■ Exercise objective
Output all the material that follows, exactly as given.

■ Dataset extract
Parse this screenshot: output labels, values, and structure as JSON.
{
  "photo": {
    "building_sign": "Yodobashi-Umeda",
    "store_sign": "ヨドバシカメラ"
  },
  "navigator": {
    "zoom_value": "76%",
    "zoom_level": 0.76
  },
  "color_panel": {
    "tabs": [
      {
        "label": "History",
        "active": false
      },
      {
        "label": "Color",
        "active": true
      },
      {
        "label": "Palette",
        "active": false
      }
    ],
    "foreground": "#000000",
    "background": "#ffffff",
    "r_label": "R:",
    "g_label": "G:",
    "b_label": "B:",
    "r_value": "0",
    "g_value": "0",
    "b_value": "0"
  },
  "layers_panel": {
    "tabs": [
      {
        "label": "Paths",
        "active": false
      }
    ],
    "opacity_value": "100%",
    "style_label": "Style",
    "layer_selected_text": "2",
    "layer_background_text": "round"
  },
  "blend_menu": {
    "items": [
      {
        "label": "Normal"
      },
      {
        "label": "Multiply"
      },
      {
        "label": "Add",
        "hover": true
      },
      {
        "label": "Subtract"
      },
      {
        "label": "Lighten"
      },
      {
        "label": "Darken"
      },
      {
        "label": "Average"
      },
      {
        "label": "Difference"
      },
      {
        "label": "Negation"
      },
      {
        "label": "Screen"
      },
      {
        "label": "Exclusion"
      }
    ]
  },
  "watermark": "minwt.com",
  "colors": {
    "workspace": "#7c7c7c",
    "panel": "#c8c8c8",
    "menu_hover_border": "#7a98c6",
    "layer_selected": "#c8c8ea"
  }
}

■ Task answer
Parse this screenshot: output labels, values, and structure as JSON.
{
  "photo": {
    "building_sign": "Yodobashi-Umeda",
    "store_sign": "ヨドバシカメラ"
  },
  "navigator": {
    "zoom_value": "76%",
    "zoom_level": 0.76
  },
  "color_panel": {
    "tabs": [
      {
        "label": "History",
        "active": false
      },
      {
        "label": "Color",
        "active": true
      },
      {
        "label": "Palette",
        "active": false
      }
    ],
    "foreground": "#000000",
    "background": "#ffffff",
    "r_label": "R:",
    "g_label": "G:",
    "b_label": "B:",
    "r_value": "0",
    "g_value": "0",
    "b_value": "0"
  },
  "layers_panel": {
    "tabs": [
      {
        "label": "Paths",
        "active": false
      }
    ],
    "opacity_value": "100%",
    "style_label": "Style",
    "layer_selected_text": "2",
    "layer_background_text": "round"
  },
  "blend_menu": {
    "items": [
      {
        "label": "Normal"
      },
      {
        "label": "Multiply"
      },
      {
        "label": "Add",
        "hover": true
      },
      {
        "label": "Subtract"
      },
      {
        "label": "Lighten"
      },
      {
        "label": "Darken"
      },
      {
        "label": "Average"
      },
      {
        "label": "Difference"
      },
      {
        "label": "Negation"
      },
      {
        "label": "Screen"
      },
      {
        "label": "Exclusion"
      }
    ]
  },
  "watermark": "minwt.com",
  "colors": {
    "workspace": "#7c7c7c",
    "panel": "#c8c8c8",
    "menu_hover_border": "#7a98c6",
    "layer_selected": "#c8c8ea"
  }
}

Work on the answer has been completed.